THE EXERCISE
Work out how many lines contain "clustering". Reply with the count alone.

□ □ □

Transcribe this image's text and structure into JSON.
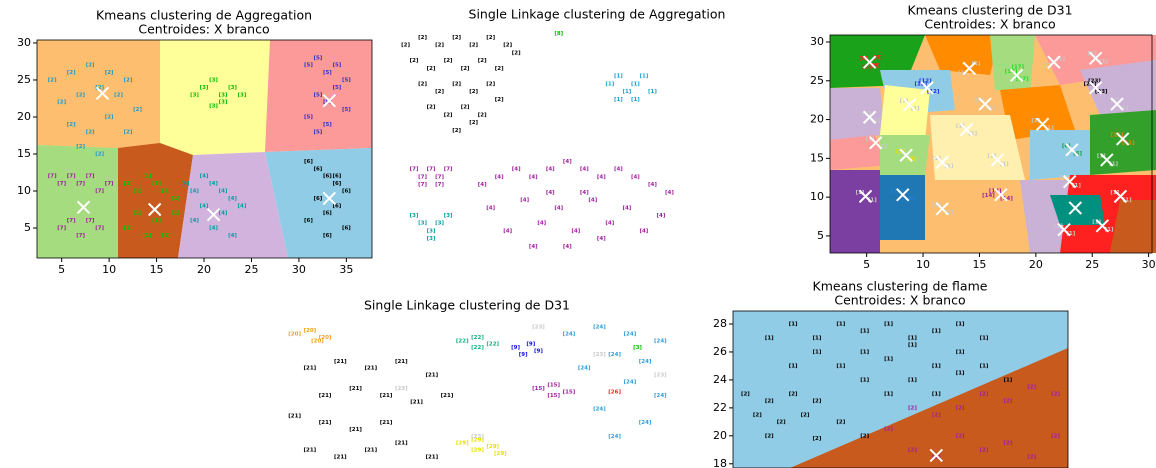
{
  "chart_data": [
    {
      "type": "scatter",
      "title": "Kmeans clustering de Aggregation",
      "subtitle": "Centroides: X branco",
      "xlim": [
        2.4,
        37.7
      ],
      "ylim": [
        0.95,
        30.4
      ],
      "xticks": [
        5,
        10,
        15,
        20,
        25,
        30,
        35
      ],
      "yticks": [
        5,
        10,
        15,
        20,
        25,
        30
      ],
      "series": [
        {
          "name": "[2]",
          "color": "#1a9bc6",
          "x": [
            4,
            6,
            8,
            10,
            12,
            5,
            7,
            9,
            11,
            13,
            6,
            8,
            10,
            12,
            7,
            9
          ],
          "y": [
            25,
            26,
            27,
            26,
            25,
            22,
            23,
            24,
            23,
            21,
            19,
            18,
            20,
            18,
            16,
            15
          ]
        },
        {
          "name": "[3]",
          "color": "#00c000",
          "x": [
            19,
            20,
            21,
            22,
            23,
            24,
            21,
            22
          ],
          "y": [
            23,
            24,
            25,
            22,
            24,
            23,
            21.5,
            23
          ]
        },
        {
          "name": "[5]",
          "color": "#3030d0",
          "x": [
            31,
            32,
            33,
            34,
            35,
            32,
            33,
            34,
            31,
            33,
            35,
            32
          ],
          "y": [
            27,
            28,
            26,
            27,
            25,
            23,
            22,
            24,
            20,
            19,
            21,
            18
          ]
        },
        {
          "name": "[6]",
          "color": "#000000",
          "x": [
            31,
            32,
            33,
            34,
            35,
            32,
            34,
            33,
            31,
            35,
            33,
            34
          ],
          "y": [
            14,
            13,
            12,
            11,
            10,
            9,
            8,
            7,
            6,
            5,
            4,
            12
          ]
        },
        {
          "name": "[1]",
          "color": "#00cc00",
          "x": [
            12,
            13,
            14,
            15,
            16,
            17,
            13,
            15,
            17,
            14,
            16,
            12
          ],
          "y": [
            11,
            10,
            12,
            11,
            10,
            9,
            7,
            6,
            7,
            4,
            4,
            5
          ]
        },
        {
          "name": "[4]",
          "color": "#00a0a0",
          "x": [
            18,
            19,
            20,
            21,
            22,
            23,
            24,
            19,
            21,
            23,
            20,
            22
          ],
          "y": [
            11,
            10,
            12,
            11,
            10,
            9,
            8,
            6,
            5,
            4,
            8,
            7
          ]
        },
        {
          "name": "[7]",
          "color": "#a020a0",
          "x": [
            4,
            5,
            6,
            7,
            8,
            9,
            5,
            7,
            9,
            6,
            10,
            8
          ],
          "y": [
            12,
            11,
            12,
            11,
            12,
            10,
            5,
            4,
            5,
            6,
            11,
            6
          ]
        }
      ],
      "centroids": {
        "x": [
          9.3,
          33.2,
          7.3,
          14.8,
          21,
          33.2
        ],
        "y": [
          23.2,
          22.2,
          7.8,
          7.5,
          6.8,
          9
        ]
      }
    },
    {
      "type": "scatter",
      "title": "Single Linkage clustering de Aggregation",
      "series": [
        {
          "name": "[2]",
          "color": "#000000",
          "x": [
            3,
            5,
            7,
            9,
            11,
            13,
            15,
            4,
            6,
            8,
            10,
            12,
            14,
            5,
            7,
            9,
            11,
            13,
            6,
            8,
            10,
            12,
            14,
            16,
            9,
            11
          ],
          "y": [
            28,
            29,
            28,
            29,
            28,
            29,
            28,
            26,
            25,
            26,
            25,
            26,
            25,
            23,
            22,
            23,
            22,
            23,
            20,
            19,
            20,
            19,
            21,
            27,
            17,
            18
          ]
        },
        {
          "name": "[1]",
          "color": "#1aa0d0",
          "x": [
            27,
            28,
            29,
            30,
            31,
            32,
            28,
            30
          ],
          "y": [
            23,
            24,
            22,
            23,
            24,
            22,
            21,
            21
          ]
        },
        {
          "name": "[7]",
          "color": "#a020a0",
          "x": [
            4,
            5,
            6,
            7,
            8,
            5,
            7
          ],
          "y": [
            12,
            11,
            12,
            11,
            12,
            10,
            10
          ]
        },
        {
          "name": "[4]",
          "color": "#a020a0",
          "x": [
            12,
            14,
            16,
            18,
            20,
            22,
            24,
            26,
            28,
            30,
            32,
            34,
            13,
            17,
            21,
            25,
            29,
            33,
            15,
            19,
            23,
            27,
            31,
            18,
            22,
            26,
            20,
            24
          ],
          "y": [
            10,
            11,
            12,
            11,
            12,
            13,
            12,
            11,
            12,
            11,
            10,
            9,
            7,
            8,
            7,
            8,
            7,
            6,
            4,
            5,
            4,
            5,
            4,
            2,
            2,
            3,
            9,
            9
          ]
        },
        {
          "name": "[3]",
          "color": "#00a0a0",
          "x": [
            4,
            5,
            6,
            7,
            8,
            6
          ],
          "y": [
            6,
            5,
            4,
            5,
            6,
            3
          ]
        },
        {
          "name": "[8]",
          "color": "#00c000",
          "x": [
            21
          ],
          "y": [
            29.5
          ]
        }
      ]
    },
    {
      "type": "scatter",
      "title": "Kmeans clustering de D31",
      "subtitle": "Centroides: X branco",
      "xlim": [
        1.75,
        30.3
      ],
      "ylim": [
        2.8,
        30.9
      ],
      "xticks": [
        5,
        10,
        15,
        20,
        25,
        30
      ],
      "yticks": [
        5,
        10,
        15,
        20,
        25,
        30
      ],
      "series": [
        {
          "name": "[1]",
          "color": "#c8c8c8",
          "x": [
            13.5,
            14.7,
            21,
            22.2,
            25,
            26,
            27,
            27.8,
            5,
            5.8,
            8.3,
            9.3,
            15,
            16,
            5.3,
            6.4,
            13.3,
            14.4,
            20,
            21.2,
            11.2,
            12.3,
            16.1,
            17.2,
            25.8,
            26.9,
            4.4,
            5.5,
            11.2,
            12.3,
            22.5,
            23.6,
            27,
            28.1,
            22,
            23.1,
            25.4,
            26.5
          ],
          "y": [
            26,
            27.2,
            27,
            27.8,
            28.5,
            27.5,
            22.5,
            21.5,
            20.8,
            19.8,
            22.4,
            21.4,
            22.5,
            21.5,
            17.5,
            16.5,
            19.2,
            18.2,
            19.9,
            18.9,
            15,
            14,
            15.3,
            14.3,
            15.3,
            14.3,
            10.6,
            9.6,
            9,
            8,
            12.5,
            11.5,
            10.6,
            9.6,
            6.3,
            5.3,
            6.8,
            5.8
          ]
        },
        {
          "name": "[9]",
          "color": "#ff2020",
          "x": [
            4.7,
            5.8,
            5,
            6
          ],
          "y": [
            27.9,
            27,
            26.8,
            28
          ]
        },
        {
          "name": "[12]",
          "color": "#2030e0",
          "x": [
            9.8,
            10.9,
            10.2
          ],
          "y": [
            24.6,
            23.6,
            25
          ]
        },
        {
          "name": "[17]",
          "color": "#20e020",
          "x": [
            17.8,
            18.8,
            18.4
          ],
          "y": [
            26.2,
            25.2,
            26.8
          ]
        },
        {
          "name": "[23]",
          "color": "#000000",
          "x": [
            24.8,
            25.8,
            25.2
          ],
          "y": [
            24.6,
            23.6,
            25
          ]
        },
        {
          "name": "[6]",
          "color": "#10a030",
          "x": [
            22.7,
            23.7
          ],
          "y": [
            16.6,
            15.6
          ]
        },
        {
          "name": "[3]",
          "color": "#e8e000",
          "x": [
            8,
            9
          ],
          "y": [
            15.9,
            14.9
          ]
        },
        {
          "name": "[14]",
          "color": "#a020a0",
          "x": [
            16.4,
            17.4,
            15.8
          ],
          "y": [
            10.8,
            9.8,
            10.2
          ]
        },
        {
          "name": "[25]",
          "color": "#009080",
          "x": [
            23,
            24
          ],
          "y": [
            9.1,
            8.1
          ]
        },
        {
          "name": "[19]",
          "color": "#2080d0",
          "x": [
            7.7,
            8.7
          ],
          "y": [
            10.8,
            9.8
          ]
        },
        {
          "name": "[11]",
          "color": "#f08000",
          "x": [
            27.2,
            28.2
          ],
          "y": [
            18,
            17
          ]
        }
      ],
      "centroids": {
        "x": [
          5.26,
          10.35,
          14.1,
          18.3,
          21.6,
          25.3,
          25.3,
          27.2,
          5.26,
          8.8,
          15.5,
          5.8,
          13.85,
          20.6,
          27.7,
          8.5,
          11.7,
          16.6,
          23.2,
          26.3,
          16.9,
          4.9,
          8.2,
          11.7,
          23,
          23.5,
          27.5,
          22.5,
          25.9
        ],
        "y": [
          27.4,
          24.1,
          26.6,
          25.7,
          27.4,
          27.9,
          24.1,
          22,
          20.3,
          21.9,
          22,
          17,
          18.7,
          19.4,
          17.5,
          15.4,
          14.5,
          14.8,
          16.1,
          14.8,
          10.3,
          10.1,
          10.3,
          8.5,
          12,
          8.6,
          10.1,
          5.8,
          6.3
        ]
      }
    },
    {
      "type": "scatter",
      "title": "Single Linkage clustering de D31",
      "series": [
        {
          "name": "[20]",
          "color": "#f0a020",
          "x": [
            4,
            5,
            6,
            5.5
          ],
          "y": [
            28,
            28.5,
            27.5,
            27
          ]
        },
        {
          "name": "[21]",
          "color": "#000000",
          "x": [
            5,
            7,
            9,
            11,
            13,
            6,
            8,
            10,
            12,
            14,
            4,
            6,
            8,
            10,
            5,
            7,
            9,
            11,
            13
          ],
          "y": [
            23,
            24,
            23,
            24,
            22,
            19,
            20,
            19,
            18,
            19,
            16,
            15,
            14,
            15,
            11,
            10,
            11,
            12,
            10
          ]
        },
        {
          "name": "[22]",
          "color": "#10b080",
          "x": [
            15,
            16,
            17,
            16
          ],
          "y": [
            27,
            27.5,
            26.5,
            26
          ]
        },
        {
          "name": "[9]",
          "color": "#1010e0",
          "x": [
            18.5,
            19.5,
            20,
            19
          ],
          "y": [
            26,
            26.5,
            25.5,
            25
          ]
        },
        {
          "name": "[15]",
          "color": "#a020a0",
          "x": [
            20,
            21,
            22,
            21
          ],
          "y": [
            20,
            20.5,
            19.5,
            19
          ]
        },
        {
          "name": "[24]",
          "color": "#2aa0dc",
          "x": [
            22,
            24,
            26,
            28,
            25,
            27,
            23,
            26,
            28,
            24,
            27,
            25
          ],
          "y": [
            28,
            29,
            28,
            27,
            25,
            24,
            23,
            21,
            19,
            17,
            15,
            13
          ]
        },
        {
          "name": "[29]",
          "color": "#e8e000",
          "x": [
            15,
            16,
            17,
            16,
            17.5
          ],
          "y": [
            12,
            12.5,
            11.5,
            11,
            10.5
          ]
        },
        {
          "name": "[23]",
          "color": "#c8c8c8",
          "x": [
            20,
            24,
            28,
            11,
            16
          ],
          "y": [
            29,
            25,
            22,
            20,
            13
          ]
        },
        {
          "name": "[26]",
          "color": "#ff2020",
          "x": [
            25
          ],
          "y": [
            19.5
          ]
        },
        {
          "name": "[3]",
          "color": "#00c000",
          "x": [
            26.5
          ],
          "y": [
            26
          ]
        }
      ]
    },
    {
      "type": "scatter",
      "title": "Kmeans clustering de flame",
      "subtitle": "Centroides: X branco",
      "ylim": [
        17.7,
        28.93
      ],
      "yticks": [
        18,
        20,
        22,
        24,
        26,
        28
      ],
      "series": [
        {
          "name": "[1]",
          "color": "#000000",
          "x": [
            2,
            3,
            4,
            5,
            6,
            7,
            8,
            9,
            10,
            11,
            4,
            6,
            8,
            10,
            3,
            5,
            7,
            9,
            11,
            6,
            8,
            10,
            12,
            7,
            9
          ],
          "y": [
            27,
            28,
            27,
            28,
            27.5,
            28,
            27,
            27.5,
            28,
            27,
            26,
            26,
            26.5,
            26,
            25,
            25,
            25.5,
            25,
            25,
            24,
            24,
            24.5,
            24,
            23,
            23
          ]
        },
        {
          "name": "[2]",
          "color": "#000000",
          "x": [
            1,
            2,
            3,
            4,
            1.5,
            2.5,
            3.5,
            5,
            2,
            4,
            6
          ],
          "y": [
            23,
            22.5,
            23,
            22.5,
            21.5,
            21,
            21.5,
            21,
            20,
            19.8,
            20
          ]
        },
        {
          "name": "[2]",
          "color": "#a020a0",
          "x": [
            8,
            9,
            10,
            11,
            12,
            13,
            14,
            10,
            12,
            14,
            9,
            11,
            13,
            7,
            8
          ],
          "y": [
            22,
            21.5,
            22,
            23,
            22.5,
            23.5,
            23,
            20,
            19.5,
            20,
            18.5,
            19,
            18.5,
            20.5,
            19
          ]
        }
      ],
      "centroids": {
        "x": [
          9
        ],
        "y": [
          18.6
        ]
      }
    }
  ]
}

□ □ □

OUTPUT FOR THIS EXERCISE
5